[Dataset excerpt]
⟨

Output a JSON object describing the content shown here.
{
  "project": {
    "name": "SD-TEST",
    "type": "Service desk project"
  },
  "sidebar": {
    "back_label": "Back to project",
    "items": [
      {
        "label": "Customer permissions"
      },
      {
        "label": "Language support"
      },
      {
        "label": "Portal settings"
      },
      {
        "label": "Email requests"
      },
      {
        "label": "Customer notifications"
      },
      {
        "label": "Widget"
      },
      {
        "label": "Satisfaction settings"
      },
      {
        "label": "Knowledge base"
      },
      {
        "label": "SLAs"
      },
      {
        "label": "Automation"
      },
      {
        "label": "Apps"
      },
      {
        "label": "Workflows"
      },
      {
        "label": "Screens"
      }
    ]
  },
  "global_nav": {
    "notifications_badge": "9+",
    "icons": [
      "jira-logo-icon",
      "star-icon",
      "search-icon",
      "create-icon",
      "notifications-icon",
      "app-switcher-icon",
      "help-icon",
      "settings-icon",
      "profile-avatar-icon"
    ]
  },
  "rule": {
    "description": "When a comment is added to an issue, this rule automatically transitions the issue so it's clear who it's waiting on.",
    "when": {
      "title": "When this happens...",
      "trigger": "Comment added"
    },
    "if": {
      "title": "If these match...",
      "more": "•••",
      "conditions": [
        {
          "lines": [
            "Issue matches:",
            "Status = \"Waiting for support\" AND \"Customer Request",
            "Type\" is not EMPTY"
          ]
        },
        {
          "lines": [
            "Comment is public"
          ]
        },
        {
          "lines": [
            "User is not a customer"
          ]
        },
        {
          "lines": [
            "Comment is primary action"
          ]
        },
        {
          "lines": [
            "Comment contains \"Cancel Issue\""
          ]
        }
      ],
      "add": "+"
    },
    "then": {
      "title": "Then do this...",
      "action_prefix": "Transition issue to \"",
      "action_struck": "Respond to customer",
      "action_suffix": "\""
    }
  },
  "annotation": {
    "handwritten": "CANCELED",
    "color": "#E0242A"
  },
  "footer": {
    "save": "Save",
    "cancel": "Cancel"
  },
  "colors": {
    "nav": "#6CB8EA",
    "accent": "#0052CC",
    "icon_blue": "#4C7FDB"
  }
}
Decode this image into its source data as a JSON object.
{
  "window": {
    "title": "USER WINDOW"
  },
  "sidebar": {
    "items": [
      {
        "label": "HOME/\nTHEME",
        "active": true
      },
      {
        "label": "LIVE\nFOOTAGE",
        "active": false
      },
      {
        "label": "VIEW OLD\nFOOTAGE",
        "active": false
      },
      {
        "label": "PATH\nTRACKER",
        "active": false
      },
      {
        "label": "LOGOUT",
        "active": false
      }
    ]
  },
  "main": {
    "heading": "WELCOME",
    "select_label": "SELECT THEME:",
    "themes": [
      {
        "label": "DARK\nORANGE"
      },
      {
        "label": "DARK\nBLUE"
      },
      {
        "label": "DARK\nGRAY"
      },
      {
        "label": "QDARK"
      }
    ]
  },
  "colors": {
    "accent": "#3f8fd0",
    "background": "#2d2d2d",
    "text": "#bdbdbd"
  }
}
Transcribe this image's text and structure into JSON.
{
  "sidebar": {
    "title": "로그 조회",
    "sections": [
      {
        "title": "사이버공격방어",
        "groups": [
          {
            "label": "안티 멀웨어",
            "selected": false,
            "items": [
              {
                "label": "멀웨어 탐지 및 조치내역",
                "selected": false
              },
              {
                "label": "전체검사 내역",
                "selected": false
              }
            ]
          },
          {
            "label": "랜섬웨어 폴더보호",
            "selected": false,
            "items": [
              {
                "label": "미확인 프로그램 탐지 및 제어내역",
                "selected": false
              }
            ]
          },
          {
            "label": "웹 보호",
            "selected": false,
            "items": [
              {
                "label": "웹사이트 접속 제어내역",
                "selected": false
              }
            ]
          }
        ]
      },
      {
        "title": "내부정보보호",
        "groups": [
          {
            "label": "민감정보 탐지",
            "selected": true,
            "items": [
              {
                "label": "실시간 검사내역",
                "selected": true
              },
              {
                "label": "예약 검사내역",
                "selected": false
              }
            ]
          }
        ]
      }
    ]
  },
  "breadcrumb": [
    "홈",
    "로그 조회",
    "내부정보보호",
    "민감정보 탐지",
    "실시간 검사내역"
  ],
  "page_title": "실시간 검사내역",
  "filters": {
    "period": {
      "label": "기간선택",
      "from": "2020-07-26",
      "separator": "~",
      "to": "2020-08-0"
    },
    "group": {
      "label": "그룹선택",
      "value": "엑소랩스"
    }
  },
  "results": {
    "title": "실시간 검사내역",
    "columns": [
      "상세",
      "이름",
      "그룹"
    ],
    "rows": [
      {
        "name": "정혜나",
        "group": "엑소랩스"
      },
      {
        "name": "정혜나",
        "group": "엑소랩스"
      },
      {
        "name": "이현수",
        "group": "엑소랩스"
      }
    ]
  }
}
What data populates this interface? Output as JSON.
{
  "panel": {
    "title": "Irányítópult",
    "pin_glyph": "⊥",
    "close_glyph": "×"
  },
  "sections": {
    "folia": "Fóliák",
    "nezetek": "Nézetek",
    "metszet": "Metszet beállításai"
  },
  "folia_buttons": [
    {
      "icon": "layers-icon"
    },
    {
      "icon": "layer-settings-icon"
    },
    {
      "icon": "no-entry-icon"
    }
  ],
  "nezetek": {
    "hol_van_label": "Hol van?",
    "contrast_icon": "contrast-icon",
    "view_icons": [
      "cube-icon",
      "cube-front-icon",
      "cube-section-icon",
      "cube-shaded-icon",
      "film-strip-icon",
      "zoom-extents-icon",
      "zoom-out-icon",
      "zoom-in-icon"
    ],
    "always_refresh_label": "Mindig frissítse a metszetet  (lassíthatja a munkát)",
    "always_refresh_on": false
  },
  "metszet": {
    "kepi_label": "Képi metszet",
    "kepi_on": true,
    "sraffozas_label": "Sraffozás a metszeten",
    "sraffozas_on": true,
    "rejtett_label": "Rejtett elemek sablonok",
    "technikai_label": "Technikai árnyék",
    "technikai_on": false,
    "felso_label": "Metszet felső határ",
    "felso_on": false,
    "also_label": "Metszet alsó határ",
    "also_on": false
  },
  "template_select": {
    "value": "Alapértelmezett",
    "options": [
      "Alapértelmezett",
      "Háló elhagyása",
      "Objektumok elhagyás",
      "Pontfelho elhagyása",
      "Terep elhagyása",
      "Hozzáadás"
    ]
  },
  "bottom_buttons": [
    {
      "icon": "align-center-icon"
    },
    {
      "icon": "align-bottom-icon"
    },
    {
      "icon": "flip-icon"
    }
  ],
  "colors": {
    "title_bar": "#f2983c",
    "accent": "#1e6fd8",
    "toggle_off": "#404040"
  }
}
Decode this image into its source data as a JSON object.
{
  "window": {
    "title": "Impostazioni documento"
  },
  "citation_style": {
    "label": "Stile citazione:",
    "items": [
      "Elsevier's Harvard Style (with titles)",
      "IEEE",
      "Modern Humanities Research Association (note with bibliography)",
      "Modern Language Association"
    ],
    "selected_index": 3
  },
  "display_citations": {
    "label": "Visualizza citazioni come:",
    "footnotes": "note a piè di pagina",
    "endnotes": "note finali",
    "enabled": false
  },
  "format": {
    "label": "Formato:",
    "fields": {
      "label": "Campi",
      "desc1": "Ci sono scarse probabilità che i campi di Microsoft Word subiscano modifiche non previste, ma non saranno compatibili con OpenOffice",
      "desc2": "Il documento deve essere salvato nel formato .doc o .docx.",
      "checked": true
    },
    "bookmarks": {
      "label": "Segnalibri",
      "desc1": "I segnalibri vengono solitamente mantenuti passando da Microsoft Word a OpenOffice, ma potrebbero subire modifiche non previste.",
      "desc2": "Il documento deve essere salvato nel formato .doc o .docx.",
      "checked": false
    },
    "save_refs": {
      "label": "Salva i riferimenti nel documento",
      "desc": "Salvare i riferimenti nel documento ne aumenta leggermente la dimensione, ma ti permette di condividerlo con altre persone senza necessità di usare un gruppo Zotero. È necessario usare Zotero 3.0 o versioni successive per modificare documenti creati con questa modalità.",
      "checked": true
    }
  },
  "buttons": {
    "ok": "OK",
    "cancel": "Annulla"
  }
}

⟩

Using the records above, gather all lines where the string "note" is present.

* [ANSWER TO THE TASK]
      "Modern Humanities Research Association (note with bibliography)",
    "footnotes": "note a piè di pagina",
    "endnotes": "note finali",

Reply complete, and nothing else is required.